• [AIM]: Extract the lines that carry the string "რაოდენობა" from the listing.

"""

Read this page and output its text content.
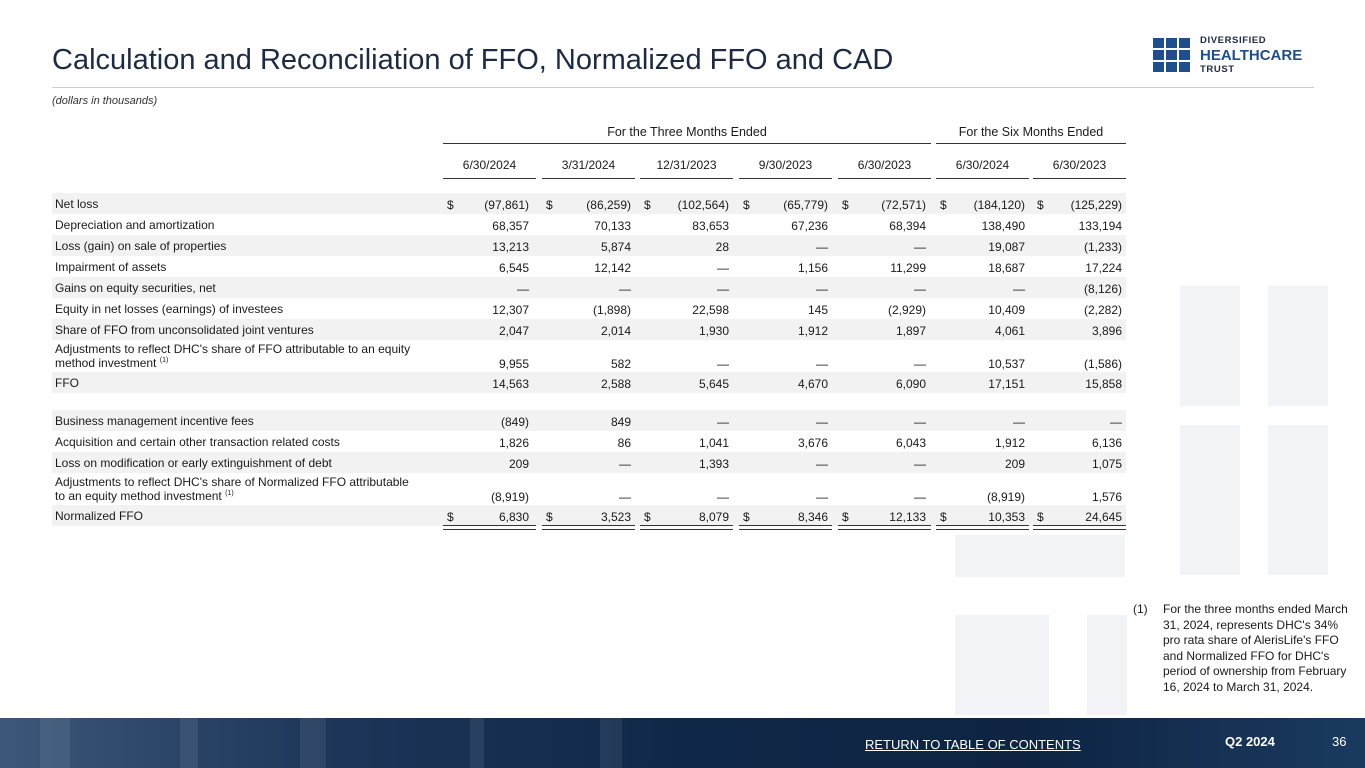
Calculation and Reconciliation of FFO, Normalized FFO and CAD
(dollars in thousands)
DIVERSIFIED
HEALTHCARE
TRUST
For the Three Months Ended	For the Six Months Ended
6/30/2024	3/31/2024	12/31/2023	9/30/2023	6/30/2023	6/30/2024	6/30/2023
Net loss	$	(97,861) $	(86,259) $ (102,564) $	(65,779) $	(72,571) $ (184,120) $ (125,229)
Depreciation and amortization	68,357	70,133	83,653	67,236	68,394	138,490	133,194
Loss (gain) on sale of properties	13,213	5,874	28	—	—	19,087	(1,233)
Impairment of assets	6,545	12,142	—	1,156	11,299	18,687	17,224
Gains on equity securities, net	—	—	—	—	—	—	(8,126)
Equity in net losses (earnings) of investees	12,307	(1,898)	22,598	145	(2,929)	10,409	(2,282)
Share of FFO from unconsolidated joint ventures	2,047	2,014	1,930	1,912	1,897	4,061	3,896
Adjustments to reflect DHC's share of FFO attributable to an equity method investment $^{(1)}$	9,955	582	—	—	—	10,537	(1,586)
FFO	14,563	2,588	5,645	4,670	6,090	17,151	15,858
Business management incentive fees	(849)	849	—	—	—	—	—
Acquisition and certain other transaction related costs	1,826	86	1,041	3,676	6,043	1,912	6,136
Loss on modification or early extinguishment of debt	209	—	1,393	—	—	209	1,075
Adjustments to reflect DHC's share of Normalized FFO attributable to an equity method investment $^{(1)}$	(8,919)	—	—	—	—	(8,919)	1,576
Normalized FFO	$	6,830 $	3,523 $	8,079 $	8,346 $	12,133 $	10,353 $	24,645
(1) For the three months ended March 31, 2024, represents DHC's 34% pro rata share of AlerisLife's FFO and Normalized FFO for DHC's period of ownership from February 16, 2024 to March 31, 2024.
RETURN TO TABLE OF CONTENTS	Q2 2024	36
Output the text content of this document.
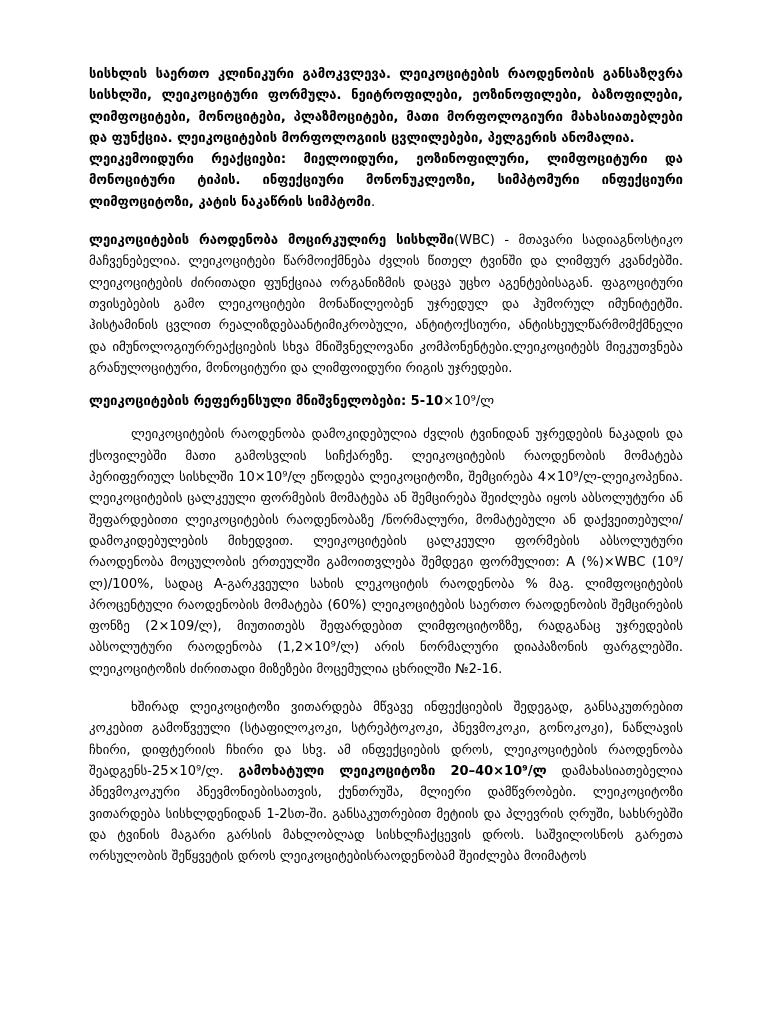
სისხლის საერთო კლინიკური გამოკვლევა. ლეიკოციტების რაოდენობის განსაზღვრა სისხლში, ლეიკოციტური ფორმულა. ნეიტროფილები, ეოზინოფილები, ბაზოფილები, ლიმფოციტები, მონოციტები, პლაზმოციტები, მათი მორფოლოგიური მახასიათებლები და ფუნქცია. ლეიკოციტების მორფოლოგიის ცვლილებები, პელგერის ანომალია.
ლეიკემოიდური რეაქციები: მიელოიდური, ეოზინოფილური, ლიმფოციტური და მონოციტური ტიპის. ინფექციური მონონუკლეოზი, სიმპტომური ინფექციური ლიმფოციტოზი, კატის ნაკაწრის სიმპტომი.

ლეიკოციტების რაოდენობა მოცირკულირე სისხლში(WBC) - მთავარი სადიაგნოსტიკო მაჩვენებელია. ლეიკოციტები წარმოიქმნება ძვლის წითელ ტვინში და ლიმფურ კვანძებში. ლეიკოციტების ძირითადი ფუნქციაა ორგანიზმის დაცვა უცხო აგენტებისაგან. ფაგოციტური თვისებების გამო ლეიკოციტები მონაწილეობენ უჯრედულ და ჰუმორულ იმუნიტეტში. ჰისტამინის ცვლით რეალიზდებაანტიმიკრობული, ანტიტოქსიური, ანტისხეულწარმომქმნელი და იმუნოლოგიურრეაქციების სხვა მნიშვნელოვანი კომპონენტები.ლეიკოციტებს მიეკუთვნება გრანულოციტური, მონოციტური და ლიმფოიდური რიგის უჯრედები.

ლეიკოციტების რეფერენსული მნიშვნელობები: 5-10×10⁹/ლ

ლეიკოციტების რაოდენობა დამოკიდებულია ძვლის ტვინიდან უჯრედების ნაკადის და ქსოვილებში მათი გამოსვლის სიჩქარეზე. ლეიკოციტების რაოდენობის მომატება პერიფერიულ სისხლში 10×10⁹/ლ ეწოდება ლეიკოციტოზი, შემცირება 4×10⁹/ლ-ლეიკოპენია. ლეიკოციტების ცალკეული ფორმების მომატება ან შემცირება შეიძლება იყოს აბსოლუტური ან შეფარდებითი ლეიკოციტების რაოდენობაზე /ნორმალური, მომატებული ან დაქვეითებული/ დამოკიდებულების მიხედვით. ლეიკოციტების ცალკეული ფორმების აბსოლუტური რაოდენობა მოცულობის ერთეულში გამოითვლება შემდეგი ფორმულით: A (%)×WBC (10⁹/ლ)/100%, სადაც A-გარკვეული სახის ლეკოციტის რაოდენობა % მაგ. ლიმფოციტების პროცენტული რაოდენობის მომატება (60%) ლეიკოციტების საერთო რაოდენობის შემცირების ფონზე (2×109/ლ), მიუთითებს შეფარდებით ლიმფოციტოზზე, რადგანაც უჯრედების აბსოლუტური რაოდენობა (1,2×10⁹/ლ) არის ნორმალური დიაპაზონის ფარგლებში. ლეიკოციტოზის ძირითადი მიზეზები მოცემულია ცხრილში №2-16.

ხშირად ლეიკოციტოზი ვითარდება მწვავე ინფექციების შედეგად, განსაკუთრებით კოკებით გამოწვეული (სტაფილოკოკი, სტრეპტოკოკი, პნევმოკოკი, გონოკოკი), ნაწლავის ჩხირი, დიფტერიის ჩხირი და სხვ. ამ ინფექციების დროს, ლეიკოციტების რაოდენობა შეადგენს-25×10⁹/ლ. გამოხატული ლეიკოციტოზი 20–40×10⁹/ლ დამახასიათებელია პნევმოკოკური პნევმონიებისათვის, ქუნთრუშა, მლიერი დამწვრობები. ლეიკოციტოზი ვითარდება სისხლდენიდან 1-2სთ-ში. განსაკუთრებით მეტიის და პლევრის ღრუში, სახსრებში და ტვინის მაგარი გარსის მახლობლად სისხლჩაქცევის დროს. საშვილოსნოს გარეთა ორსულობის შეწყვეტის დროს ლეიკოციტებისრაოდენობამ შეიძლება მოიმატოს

"""

• [CORRECT ANSWER]:
ლეიკოციტების რაოდენობა მოცირკულირე სისხლში(WBC) - მთავარი სადიაგნოსტიკო მაჩვენებელია. ლეიკოციტები წარმოიქმნება ძვლის წითელ ტვინში და ლიმფურ კვანძებში. ლეიკოციტების ძირითადი ფუნქციაა ორგანიზმის დაცვა უცხო აგენტებისაგან. ფაგოციტური თვისებების გამო ლეიკოციტები მონაწილეობენ უჯრედულ და ჰუმორულ იმუნიტეტში. ჰისტამინის ცვლით რეალიზდებაანტიმიკრობული, ანტიტოქსიური, ანტისხეულწარმომქმნელი და იმუნოლოგიურრეაქციების სხვა მნიშვნელოვანი კომპონენტები.ლეიკოციტებს მიეკუთვნება გრანულოციტური, მონოციტური და ლიმფოიდური რიგის უჯრედები.
ლეიკოციტების რაოდენობა დამოკიდებულია ძვლის ტვინიდან უჯრედების ნაკადის და ქსოვილებში მათი გამოსვლის სიჩქარეზე. ლეიკოციტების რაოდენობის მომატება პერიფერიულ სისხლში 10×10⁹/ლ ეწოდება ლეიკოციტოზი, შემცირება 4×10⁹/ლ-ლეიკოპენია. ლეიკოციტების ცალკეული ფორმების მომატება ან შემცირება შეიძლება იყოს აბსოლუტური ან შეფარდებითი ლეიკოციტების რაოდენობაზე /ნორმალური, მომატებული ან დაქვეითებული/ დამოკიდებულების მიხედვით. ლეიკოციტების ცალკეული ფორმების აბსოლუტური რაოდენობა მოცულობის ერთეულში გამოითვლება შემდეგი ფორმულით: A (%)×WBC (10⁹/ლ)/100%, სადაც A-გარკვეული სახის ლეკოციტის რაოდენობა % მაგ. ლიმფოციტების პროცენტული რაოდენობის მომატება (60%) ლეიკოციტების საერთო რაოდენობის შემცირების ფონზე (2×109/ლ), მიუთითებს შეფარდებით ლიმფოციტოზზე, რადგანაც უჯრედების აბსოლუტური რაოდენობა (1,2×10⁹/ლ) არის ნორმალური დიაპაზონის ფარგლებში. ლეიკოციტოზის ძირითადი მიზეზები მოცემულია ცხრილში №2-16.
ხშირად ლეიკოციტოზი ვითარდება მწვავე ინფექციების შედეგად, განსაკუთრებით კოკებით გამოწვეული (სტაფილოკოკი, სტრეპტოკოკი, პნევმოკოკი, გონოკოკი), ნაწლავის ჩხირი, დიფტერიის ჩხირი და სხვ. ამ ინფექციების დროს, ლეიკოციტების რაოდენობა შეადგენს-25×10⁹/ლ. გამოხატული ლეიკოციტოზი 20–40×10⁹/ლ დამახასიათებელია პნევმოკოკური პნევმონიებისათვის, ქუნთრუშა, მლიერი დამწვრობები. ლეიკოციტოზი ვითარდება სისხლდენიდან 1-2სთ-ში. განსაკუთრებით მეტიის და პლევრის ღრუში, სახსრებში და ტვინის მაგარი გარსის მახლობლად სისხლჩაქცევის დროს. საშვილოსნოს გარეთა ორსულობის შეწყვეტის დროს ლეიკოციტებისრაოდენობამ შეიძლება მოიმატოს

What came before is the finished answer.